** EXERCISE GOAL **
Search the material below for the word "военно". Copy every line that has it.

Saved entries
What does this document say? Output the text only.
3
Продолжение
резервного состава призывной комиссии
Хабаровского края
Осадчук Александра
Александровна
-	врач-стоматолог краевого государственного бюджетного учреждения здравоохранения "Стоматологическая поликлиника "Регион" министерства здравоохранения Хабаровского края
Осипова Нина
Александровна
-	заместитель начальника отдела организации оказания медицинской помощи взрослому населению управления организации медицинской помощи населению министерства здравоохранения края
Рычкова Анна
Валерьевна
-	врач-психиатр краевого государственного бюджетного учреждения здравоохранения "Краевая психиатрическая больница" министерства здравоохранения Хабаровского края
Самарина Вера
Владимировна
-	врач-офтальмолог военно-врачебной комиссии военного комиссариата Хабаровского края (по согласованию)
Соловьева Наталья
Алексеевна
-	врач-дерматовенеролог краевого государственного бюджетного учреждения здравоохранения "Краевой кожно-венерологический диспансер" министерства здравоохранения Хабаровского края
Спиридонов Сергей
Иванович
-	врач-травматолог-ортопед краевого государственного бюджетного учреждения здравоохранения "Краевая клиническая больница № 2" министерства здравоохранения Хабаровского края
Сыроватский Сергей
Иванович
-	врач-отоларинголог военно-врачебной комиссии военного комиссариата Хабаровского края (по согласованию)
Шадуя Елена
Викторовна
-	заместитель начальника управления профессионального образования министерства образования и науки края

** ANSWER TO THIS EXERCISE **
-	врач-офтальмолог военно-врачебной комиссии военного комиссариата Хабаровского края (по согласованию)
-	врач-отоларинголог военно-врачебной комиссии военного комиссариата Хабаровского края (по согласованию)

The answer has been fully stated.